- **Exercise**: Copy, in full, each line of the material that holds the word "bygninger".

- **Supplied data**:
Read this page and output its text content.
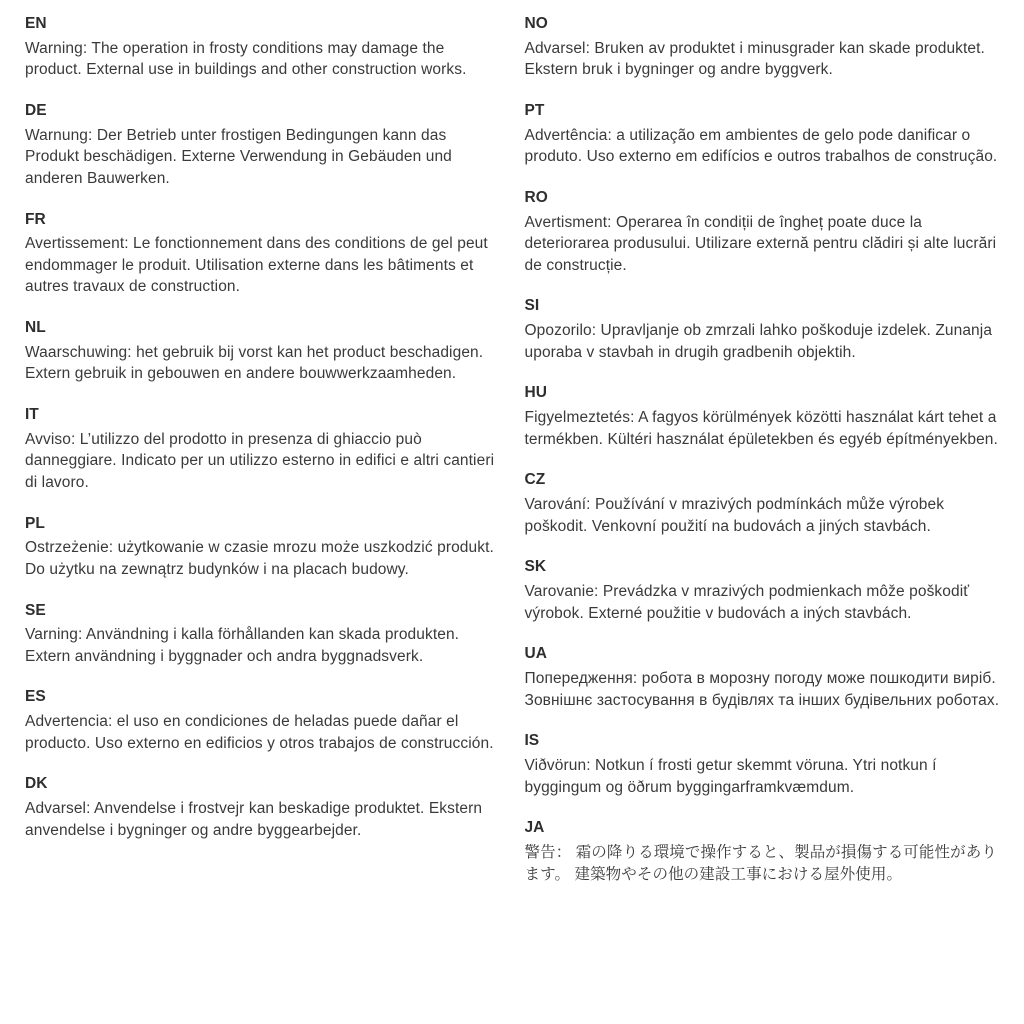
EN

Warning: The operation in frosty conditions may damage the product. External use in buildings and other construction works.

DE

Warnung: Der Betrieb unter frostigen Bedingungen kann das Produkt beschädigen. Externe Verwendung in Gebäuden und anderen Bauwerken.

FR

Avertissement: Le fonctionnement dans des conditions de gel peut endommager le produit. Utilisation externe dans les bâtiments et autres travaux de construction.

NL

Waarschuwing: het gebruik bij vorst kan het product beschadigen. Extern gebruik in gebouwen en andere bouwwerkzaamheden.

IT

Avviso: L’utilizzo del prodotto in presenza di ghiaccio può danneggiare. Indicato per un utilizzo esterno in edifici e altri cantieri di lavoro.

PL

Ostrzeżenie: użytkowanie w czasie mrozu może uszkodzić produkt. Do użytku na zewnątrz budynków i na placach budowy.

SE

Varning: Användning i kalla förhållanden kan skada produkten. Extern användning i byggnader och andra byggnadsverk.

ES

Advertencia: el uso en condiciones de heladas puede dañar el producto. Uso externo en edificios y otros trabajos de construcción.

DK

Advarsel: Anvendelse i frostvejr kan beskadige produktet. Ekstern anvendelse i bygninger og andre byggearbejder.

NO

Advarsel: Bruken av produktet i minusgrader kan skade produktet. Ekstern bruk i bygninger og andre byggverk.

PT

Advertência: a utilização em ambientes de gelo pode danificar o produto. Uso externo em edifícios e outros trabalhos de construção.

RO

Avertisment: Operarea în condiții de îngheț poate duce la deteriorarea produsului. Utilizare externă pentru clădiri și alte lucrări de construcție.

SI

Opozorilo: Upravljanje ob zmrzali lahko poškoduje izdelek. Zunanja uporaba v stavbah in drugih gradbenih objektih.

HU

Figyelmeztetés: A fagyos körülmények közötti használat kárt tehet a termékben. Kültéri használat épületekben és egyéb építményekben.

CZ

Varování: Používání v mrazivých podmínkách může výrobek poškodit. Venkovní použití na budovách a jiných stavbách.

SK

Varovanie: Prevádzka v mrazivých podmienkach môže poškodiť výrobok. Externé použitie v budovách a iných stavbách.

UA

Попередження: робота в морозну погоду може пошкодити виріб. Зовнішнє застосування в будівлях та інших будівельних роботах.

IS

Viðvörun: Notkun í frosti getur skemmt vöruna. Ytri notkun í byggingum og öðrum byggingarframkvæmdum.

JA

警告： 霜の降りる環境で操作すると、製品が損傷する可能性があります。 建築物やその他の建設工事における屋外使用。
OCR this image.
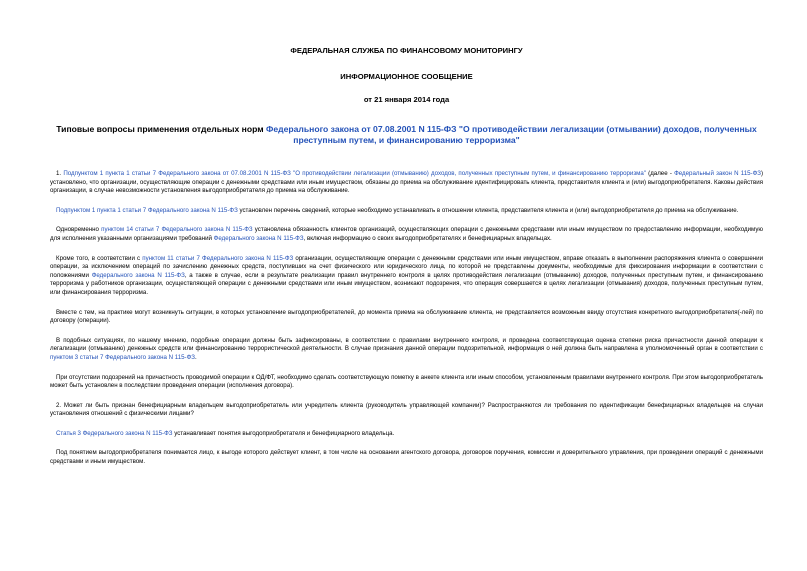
ФЕДЕРАЛЬНАЯ СЛУЖБА ПО ФИНАНСОВОМУ МОНИТОРИНГУ
ИНФОРМАЦИОННОЕ СООБЩЕНИЕ
от 21 января 2014 года
Типовые вопросы применения отдельных норм Федерального закона от 07.08.2001 N 115-ФЗ "О противодействии легализации (отмывании) доходов, полученных преступным путем, и финансированию терроризма"

1. Подпунктом 1 пункта 1 статьи 7 Федерального закона от 07.08.2001 N 115-ФЗ "О противодействии легализации (отмыванию) доходов, полученных преступным путем, и финансированию терроризма" (далее - Федеральный закон N 115-ФЗ) установлено, что организации, осуществляющие операции с денежными средствами или иным имуществом, обязаны до приема на обслуживание идентифицировать клиента, представителя клиента и (или) выгодоприобретателя. Каковы действия организации, в случае невозможности установления выгодоприобретателя до приема на обслуживание.

Подпунктом 1 пункта 1 статьи 7 Федерального закона N 115-ФЗ установлен перечень сведений, которые необходимо устанавливать в отношении клиента, представителя клиента и (или) выгодоприобретателя до приема на обслуживание.

Одновременно пунктом 14 статьи 7 Федерального закона N 115-ФЗ установлена обязанность клиентов организаций, осуществляющих операции с денежными средствами или иным имуществом по предоставлению информации, необходимую для исполнения указанными организациями требований Федерального закона N 115-ФЗ, включая информацию о своих выгодоприобретателях и бенефициарных владельцах.

Кроме того, в соответствии с пунктом 11 статьи 7 Федерального закона N 115-ФЗ организации, осуществляющие операции с денежными средствами или иным имуществом, вправе отказать в выполнении распоряжения клиента о совершении операции, за исключением операций по зачислению денежных средств, поступивших на счет физического или юридического лица, по которой не представлены документы, необходимые для фиксирования информации в соответствии с положениями Федерального закона N 115-ФЗ, а также в случае, если в результате реализации правил внутреннего контроля в целях противодействия легализации (отмыванию) доходов, полученных преступным путем, и финансированию терроризма у работников организации, осуществляющей операции с денежными средствами или иным имуществом, возникают подозрения, что операция совершается в целях легализации (отмывания) доходов, полученных преступным путем, или финансирования терроризма.

Вместе с тем, на практике могут возникнуть ситуации, в которых установление выгодоприобретателей, до момента приема на обслуживание клиента, не представляется возможным ввиду отсутствия конкретного выгодоприобретателя(-лей) по договору (операции).

В подобных ситуациях, по нашему мнению, подобные операции должны быть зафиксированы, в соответствии с правилами внутреннего контроля, и проведена соответствующая оценка степени риска причастности данной операции к легализации (отмыванию) денежных средств или финансированию террористической деятельности. В случае признания данной операции подозрительной, информация о ней должна быть направлена в уполномоченный орган в соответствии с пунктом 3 статьи 7 Федерального закона N 115-ФЗ.

При отсутствии подозрений на причастность проводимой операции к ОД/ФТ, необходимо сделать соответствующую пометку в анкете клиента или иным способом, установленным правилами внутреннего контроля. При этом выгодоприобретатель может быть установлен в последствии проведения операции (исполнения договора).

2. Может ли быть признан бенефициарным владельцем выгодоприобретатель или учредитель клиента (руководитель управляющей компании)? Распространяются ли требования по идентификации бенефициарных владельцев на случаи установления отношений с физическими лицами?

Статья 3 Федерального закона N 115-ФЗ устанавливает понятия выгодоприобретателя и бенефициарного владельца.

Под понятием выгодоприобретателя понимается лицо, к выгоде которого действует клиент, в том числе на основании агентского договора, договоров поручения, комиссии и доверительного управления, при проведении операций с денежными средствами и иным имуществом.
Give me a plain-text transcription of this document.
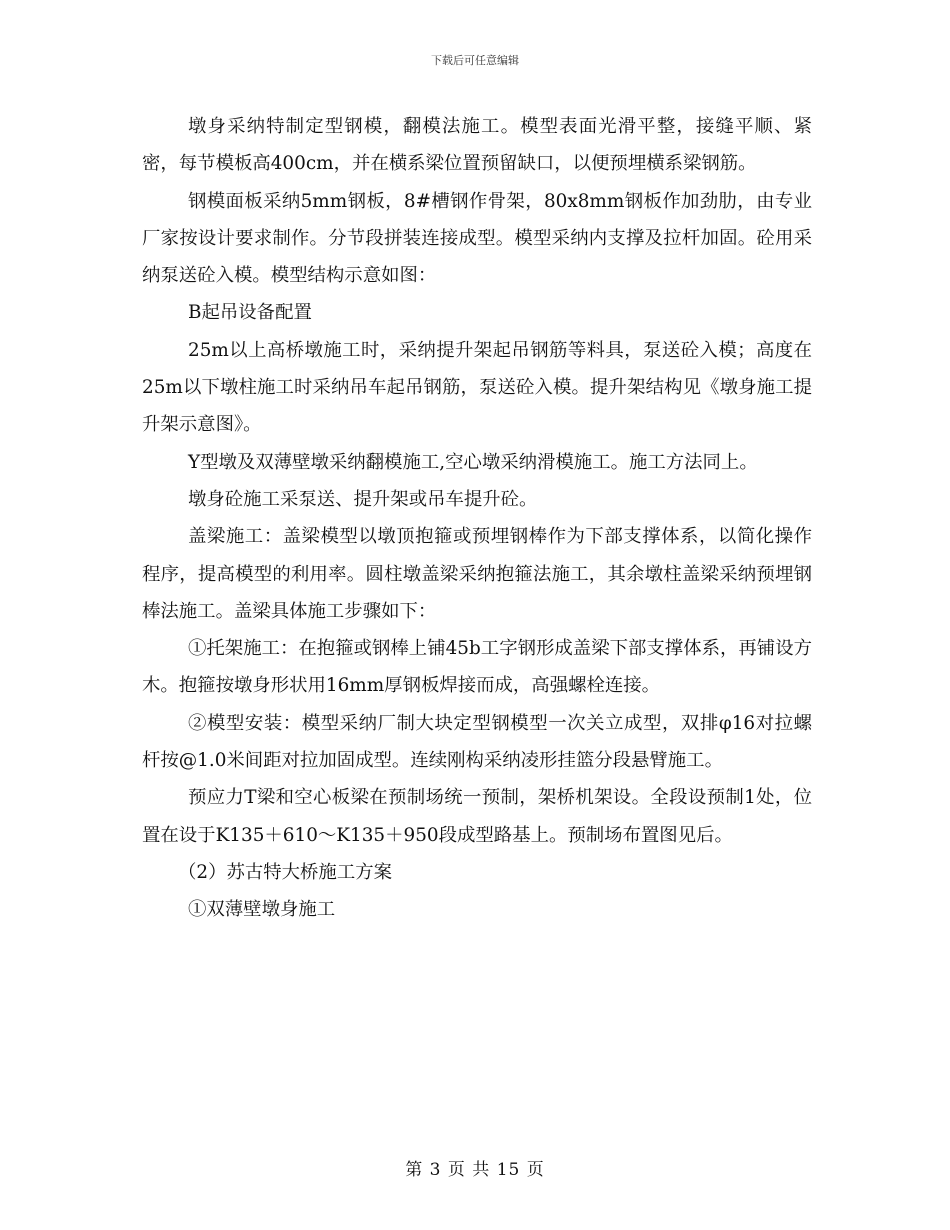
下载后可任意编辑

墩身采纳特制定型钢模，翻模法施工。模型表面光滑平整，接缝平顺、紧密，每节模板高400cm，并在横系梁位置预留缺口，以便预埋横系梁钢筋。

钢模面板采纳5mm钢板，8#槽钢作骨架，80x8mm钢板作加劲肋，由专业厂家按设计要求制作。分节段拼装连接成型。模型采纳内支撑及拉杆加固。砼用采纳泵送砼入模。模型结构示意如图：

B起吊设备配置

25m以上高桥墩施工时，采纳提升架起吊钢筋等料具，泵送砼入模；高度在25m以下墩柱施工时采纳吊车起吊钢筋，泵送砼入模。提升架结构见《墩身施工提升架示意图》。

Y型墩及双薄壁墩采纳翻模施工,空心墩采纳滑模施工。施工方法同上。

墩身砼施工采泵送、提升架或吊车提升砼。

盖梁施工：盖梁模型以墩顶抱箍或预埋钢棒作为下部支撑体系，以简化操作程序，提高模型的利用率。圆柱墩盖梁采纳抱箍法施工，其余墩柱盖梁采纳预埋钢棒法施工。盖梁具体施工步骤如下：

①托架施工：在抱箍或钢棒上铺45b工字钢形成盖梁下部支撑体系，再铺设方木。抱箍按墩身形状用16mm厚钢板焊接而成，高强螺栓连接。

②模型安装：模型采纳厂制大块定型钢模型一次关立成型，双排φ16对拉螺杆按@1.0米间距对拉加固成型。连续刚构采纳凌形挂篮分段悬臂施工。

预应力T梁和空心板梁在预制场统一预制，架桥机架设。全段设预制1处，位置在设于K135＋610～K135＋950段成型路基上。预制场布置图见后。

（2）苏古特大桥施工方案

①双薄壁墩身施工

第 3 页 共 15 页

- **Output below**:
Advarsel: Anvendelse i frostvejr kan beskadige produktet. Ekstern anvendelse i bygninger og andre byggearbejder.
Advarsel: Bruken av produktet i minusgrader kan skade produktet. Ekstern bruk i bygninger og andre byggverk.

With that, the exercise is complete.